> _EXERCISE DESCRIPTION_: Could you print every record below exactly as it appears?

───── INPUT ROWS

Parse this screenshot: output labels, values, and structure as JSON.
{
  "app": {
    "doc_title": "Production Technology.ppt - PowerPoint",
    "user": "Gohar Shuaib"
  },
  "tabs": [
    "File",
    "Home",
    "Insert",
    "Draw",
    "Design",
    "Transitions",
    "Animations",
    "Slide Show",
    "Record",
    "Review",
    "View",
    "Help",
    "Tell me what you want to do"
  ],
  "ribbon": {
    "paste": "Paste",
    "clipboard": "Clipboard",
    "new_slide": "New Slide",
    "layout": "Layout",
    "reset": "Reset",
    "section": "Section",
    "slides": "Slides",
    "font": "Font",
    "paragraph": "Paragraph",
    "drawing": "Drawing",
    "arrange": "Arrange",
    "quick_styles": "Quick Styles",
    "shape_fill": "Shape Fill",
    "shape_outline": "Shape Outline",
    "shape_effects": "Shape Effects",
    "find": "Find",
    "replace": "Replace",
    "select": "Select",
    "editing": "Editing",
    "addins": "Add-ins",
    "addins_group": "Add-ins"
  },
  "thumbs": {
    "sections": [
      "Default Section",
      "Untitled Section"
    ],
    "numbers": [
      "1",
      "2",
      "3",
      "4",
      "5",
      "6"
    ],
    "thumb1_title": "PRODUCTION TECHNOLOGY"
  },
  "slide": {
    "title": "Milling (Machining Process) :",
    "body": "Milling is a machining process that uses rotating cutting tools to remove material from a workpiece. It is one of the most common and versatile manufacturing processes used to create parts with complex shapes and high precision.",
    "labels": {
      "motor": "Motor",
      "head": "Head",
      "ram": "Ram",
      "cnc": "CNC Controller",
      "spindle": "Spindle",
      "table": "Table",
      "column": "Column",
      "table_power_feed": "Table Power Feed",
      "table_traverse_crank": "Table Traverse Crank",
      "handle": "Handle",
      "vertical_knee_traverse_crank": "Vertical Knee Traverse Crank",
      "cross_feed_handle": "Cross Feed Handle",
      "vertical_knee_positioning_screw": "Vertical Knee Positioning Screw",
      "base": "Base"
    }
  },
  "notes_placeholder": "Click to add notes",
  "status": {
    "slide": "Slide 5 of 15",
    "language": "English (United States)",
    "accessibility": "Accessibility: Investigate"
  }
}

──────────

> _EXERCISE ANSWER_:
Parse this screenshot: output labels, values, and structure as JSON.
{
  "app": {
    "doc_title": "Production Technology.ppt - PowerPoint",
    "user": "Gohar Shuaib"
  },
  "tabs": [
    "File",
    "Home",
    "Insert",
    "Draw",
    "Design",
    "Transitions",
    "Animations",
    "Slide Show",
    "Record",
    "Review",
    "View",
    "Help",
    "Tell me what you want to do"
  ],
  "ribbon": {
    "paste": "Paste",
    "clipboard": "Clipboard",
    "new_slide": "New Slide",
    "layout": "Layout",
    "reset": "Reset",
    "section": "Section",
    "slides": "Slides",
    "font": "Font",
    "paragraph": "Paragraph",
    "drawing": "Drawing",
    "arrange": "Arrange",
    "quick_styles": "Quick Styles",
    "shape_fill": "Shape Fill",
    "shape_outline": "Shape Outline",
    "shape_effects": "Shape Effects",
    "find": "Find",
    "replace": "Replace",
    "select": "Select",
    "editing": "Editing",
    "addins": "Add-ins",
    "addins_group": "Add-ins"
  },
  "thumbs": {
    "sections": [
      "Default Section",
      "Untitled Section"
    ],
    "numbers": [
      "1",
      "2",
      "3",
      "4",
      "5",
      "6"
    ],
    "thumb1_title": "PRODUCTION TECHNOLOGY"
  },
  "slide": {
    "title": "Milling (Machining Process) :",
    "body": "Milling is a machining process that uses rotating cutting tools to remove material from a workpiece. It is one of the most common and versatile manufacturing processes used to create parts with complex shapes and high precision.",
    "labels": {
      "motor": "Motor",
      "head": "Head",
      "ram": "Ram",
      "cnc": "CNC Controller",
      "spindle": "Spindle",
      "table": "Table",
      "column": "Column",
      "table_power_feed": "Table Power Feed",
      "table_traverse_crank": "Table Traverse Crank",
      "handle": "Handle",
      "vertical_knee_traverse_crank": "Vertical Knee Traverse Crank",
      "cross_feed_handle": "Cross Feed Handle",
      "vertical_knee_positioning_screw": "Vertical Knee Positioning Screw",
      "base": "Base"
    }
  },
  "notes_placeholder": "Click to add notes",
  "status": {
    "slide": "Slide 5 of 15",
    "language": "English (United States)",
    "accessibility": "Accessibility: Investigate"
  }
}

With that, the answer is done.